** BEGIN **

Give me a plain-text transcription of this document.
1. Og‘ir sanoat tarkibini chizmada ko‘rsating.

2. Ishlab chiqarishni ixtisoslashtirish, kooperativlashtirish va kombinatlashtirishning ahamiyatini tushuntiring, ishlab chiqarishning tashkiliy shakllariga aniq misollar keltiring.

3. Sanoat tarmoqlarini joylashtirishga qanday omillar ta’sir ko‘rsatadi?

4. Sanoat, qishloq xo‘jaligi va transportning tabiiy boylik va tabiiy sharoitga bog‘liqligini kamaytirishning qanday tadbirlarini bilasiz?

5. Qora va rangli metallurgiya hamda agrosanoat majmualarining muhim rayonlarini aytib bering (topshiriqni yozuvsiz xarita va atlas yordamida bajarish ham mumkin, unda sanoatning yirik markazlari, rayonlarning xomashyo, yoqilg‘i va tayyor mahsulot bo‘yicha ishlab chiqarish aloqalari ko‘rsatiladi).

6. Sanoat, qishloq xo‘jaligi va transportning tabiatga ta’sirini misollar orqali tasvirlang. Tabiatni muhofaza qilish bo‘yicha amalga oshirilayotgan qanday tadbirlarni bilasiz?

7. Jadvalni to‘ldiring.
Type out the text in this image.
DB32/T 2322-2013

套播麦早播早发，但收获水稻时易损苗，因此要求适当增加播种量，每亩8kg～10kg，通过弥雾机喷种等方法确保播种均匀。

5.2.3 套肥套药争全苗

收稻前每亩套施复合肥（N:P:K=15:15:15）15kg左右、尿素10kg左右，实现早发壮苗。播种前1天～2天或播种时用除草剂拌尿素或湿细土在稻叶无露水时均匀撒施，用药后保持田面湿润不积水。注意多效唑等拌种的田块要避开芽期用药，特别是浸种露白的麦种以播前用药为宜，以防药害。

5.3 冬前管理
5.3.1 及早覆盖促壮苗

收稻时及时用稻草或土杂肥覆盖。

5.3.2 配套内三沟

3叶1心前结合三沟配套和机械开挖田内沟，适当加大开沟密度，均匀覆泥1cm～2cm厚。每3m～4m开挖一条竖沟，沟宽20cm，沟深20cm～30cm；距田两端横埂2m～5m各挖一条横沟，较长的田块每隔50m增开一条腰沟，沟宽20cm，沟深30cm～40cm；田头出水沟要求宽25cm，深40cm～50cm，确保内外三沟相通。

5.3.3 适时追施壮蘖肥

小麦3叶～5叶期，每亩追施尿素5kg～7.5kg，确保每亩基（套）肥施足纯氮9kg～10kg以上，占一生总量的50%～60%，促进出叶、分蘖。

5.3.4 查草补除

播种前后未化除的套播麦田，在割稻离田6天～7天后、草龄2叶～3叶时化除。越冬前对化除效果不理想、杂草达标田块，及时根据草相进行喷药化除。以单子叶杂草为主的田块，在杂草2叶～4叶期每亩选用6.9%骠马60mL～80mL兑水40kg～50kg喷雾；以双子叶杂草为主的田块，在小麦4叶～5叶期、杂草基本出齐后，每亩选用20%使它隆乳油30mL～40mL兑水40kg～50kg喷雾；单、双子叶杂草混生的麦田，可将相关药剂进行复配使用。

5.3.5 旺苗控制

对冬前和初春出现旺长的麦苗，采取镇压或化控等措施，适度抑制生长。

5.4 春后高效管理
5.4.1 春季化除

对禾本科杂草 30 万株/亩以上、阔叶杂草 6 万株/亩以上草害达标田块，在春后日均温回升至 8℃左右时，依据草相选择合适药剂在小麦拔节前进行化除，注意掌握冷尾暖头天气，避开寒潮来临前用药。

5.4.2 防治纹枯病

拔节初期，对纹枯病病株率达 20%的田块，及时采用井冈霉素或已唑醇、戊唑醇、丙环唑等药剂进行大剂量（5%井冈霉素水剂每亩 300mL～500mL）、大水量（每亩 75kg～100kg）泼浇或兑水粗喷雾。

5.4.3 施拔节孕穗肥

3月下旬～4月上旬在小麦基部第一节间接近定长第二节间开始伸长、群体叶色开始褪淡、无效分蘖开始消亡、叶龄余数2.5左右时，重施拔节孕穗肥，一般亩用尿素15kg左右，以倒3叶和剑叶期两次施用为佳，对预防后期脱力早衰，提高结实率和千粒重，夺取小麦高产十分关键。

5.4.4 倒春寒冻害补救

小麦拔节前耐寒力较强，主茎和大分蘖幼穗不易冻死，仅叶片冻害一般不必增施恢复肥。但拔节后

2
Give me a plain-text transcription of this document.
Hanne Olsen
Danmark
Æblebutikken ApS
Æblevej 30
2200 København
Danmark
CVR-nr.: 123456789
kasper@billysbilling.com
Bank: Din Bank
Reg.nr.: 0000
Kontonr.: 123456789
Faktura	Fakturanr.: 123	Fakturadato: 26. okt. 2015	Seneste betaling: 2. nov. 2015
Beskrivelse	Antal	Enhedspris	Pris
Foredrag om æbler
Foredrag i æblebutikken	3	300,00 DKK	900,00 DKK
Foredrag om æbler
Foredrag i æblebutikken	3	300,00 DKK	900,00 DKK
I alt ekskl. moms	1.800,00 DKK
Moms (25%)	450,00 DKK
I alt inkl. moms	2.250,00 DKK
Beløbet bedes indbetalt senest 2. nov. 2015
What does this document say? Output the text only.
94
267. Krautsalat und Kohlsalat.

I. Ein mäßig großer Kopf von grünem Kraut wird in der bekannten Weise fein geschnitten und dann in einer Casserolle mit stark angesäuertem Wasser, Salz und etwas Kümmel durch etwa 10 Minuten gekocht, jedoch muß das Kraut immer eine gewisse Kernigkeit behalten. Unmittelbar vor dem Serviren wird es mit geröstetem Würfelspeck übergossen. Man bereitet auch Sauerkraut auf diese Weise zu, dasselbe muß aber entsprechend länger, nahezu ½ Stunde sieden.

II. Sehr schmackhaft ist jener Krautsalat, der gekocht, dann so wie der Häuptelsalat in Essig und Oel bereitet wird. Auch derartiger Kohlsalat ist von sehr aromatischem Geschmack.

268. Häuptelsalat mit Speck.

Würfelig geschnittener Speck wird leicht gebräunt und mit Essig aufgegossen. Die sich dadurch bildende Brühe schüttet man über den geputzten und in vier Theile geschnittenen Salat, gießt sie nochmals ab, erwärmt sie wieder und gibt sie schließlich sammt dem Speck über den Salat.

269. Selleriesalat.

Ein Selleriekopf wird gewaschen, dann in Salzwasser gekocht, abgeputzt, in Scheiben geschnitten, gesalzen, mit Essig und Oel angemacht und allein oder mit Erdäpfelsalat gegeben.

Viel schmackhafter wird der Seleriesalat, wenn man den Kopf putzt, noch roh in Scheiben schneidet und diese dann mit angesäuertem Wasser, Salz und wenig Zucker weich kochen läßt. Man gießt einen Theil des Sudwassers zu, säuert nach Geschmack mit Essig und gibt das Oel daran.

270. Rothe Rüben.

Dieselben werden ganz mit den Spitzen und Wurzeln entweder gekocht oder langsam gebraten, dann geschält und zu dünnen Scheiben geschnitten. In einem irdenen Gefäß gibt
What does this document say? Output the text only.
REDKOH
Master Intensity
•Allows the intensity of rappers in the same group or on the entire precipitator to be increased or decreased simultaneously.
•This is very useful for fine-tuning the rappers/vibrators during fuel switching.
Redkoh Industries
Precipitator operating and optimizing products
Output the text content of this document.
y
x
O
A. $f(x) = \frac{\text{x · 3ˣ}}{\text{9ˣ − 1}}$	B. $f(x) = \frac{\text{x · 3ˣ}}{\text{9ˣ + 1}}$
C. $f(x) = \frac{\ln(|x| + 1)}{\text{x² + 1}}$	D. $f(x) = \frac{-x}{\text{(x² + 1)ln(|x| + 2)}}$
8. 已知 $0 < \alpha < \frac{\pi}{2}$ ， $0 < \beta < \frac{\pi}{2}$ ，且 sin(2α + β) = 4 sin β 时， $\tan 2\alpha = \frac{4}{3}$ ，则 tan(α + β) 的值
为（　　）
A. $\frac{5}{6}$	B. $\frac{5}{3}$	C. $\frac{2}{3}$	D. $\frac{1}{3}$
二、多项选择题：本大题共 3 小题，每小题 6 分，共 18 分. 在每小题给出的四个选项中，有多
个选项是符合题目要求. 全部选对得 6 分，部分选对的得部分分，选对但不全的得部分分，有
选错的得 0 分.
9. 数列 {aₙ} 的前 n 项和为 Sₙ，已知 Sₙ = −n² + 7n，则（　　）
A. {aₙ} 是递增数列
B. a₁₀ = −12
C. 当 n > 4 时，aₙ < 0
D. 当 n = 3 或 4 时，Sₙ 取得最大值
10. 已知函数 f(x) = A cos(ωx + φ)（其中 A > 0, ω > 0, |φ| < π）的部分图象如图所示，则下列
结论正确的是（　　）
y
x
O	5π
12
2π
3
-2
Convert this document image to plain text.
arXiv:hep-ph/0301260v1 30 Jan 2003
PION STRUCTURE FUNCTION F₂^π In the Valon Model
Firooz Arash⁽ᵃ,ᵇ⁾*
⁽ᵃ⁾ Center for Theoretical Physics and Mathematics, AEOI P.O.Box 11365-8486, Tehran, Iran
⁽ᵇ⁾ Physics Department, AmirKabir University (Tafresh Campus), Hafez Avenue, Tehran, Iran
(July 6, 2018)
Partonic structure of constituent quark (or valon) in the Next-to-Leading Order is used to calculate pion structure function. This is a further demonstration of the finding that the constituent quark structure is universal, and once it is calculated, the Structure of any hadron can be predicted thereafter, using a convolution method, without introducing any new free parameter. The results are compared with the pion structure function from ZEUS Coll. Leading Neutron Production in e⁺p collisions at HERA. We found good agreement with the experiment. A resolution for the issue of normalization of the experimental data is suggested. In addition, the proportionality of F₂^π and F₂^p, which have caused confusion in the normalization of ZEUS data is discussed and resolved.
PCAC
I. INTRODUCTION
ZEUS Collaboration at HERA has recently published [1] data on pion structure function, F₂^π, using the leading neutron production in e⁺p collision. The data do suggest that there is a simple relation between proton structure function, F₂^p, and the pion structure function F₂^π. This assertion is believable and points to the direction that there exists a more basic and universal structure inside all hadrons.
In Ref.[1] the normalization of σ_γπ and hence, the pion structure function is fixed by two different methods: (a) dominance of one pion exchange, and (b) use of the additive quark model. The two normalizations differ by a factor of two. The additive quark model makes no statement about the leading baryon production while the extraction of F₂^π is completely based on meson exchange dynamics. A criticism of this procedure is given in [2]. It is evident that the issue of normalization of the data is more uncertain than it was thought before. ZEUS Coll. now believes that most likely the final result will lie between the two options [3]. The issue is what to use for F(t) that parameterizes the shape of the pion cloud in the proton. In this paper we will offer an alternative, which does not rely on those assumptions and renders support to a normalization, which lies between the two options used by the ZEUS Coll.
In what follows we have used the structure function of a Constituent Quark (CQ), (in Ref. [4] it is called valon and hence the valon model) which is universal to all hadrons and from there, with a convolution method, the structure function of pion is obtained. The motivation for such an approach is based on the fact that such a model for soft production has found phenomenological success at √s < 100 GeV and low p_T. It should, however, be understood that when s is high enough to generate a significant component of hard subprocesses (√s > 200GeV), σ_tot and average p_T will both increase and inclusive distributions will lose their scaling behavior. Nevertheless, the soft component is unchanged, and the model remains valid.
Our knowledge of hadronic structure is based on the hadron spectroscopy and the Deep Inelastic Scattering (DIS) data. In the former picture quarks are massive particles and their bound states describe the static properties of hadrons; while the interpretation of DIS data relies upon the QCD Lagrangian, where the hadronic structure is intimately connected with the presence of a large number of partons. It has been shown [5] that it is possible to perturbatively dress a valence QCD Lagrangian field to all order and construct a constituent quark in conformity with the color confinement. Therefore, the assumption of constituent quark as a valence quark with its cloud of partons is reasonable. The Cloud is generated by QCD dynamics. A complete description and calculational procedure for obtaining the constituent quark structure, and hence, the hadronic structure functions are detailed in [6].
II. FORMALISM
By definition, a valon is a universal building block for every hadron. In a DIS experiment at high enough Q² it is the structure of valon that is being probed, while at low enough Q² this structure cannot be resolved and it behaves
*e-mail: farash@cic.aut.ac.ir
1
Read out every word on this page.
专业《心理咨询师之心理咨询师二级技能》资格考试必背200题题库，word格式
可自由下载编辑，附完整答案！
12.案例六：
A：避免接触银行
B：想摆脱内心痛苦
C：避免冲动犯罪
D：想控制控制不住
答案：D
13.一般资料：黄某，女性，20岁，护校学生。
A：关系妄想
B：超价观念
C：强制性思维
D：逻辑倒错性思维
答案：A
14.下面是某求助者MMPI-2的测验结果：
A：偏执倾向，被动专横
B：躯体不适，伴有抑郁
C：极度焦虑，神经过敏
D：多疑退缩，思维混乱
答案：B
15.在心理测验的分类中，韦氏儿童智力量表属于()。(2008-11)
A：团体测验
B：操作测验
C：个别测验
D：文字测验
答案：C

** END **

* Work required
Using the records above, gather all lines where the string "Häuptelsalat" is present.

* Solution to this task
II. Sehr schmackhaft ist jener Krautsalat, der gekocht, dann so wie der Häuptelsalat in Essig und Oel bereitet wird. Auch derartiger Kohlsalat ist von sehr aromatischem Geschmack.
268. Häuptelsalat mit Speck.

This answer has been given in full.